## [Excerpt provided]
* start *
This shows that some decisions are implicitly made by willingly or accidentally choosing to ignore specific aspects of the problem. So, if everyone focuses on a secondary issue instead of what is really important, that in itself is an implicit decision. If the choices are made by people without the prerequisite knowledge or experience, that too is an implicit decision.

Within this model then, even for a small endeavor, we can see that there are a huge number of implicit and explicit decisions and that in many cases it is likely that there are many more implicit ones made than explicit. If the people are inexperienced, then we expect the ratio to have a really high multiplier and that the quality of the outcome then relies more heavily on luck. If there is a great deal of experience, and the choices made are explicit, then the final quality is more reflective of the underlying abilities.

Now all decisions are made relative to their given context and we can categorize these across the range of being ‘strategic’ or ‘tactical’. Strategic decisions are either environmental or directional. That is, at the higher level someone has to set up the ‘game’ and point it in a direction. Then as we get nearer to the actual work, the choices become more tactical. They get grounded in the detail, become quite fine-grained and although they can have severe long-term implications, they are about getting things accomplished right now. Given any work, there are an endless number of tiny decisions that must be made by the worker, based on their current situation, the tactics and hopefully the strategic direction. So, with this, we get some notion of decisions having a scope and ultimately an impact. Some very poor choices by a low-level core programmer on a huge project, for instance, can have ramifications that literally last for decades, and that degrade any ability to make larger strategic decisions.

In that sense, for a large endeavor, the series of decisions made, both large and small, accumulate together to contribute to the final quality. For long running software projects, each recurring set of decisions for each release builds up not only a context, but also boundaries that intrinsically limit the best and worst possible outcomes. Thus a development project 10 years in the making is not going to radically shift direction since it is weighted down by all of its past decisions. Turning large endeavors slows as they build up more choices.

In terms of experience, it is important for everyone involved at the various levels to understand whether they have the knowledge and experience to make a particular decision and also whether they are the right person at the right level as well. An upper-level strategic choice to set some weird programming convention, for example, is probably not appropriate if the management does not understand the consequences. A lower-level choice to shove in some new technology that is not inline with the overall direction is also equally dubious. As the work progresses bad decisions at any level will reverberate throughout the endeavor, generally reducing quality but also the possible effectiveness of any upcoming decisions. In this way, one strong quality of a ‘highly effective’ team is that the right decisions get made at the right level by the right people.
* end *
## [Listed records]
* start *
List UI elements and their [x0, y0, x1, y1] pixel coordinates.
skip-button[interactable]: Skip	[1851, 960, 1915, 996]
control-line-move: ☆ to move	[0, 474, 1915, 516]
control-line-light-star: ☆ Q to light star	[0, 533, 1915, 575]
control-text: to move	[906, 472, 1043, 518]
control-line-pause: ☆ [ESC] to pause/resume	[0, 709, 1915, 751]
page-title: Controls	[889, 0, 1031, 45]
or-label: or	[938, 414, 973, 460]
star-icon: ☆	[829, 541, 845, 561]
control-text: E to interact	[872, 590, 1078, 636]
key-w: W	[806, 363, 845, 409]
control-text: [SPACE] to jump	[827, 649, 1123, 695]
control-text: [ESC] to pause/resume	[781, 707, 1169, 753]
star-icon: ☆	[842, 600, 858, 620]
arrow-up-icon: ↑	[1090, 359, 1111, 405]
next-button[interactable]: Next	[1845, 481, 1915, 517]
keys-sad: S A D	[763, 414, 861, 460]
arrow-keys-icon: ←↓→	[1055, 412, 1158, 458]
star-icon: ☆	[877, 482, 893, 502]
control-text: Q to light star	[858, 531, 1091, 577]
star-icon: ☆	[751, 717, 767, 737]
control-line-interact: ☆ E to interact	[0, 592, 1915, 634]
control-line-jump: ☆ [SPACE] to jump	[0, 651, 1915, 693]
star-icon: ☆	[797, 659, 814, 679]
* end *
## [Given task 1]
Pull out each line of the listing that contains the string "text", with upper and lower case matching exactly.
## [Given task 2]
Carry on the essay about decisions in software projects, starting right after its last sentence.
The listing has no connection to the essay on decision-making.

## [Response 1]
control-text: to move	[906, 472, 1043, 518]
control-text: E to interact	[872, 590, 1078, 636]
control-text: [SPACE] to jump	[827, 649, 1123, 695]
control-text: [ESC] to pause/resume	[781, 707, 1169, 753]
control-text: Q to light star	[858, 531, 1091, 577]

## [Response 2]
The converse is also true. In a project that has derailed, a careful study of the accumulated decisions can lead one back through a series of bad choices. That can be traced way back, far enough, to find earlier decisions that should have taken better options.

It’s extraordinarily hard to choose to reverse a choice made years ago, but if it is understood that the other outcomes will never be positive enough, it can be easier to weigh all of the future options correctly. While this is understandable, in practice we rarely see people with the context, knowledge, tolerance and experience to safely make these types of radical decisions. More often, they just stick to the same gradually decaying trajectory or rely entirely on pure luck to reset the direction. Thus the status quo is preserved or ‘change’ is pursued without any real sense of whether it might be actually worse. We tend to ping-pong between these extremities.

This model then seems to help understand why complexity just grows and why it is so hard to tame. At some point, things can become so complex that the knowledge and experience needed to fix them is well beyond the capacity of any single human. If many of the prior decisions were increasingly poor than any sort of radical change will likely just make things worse. Unless one can objectively analyze both the complexity and the decisions leading to it, they cannot return to a limited set of decisions that need to be reversed properly, and so at some point, the amount of luck necessary will exceed that of winning a lottery ticket. In that sense, we have seen that arbitrary change and/or oversimplifications generally make things worse.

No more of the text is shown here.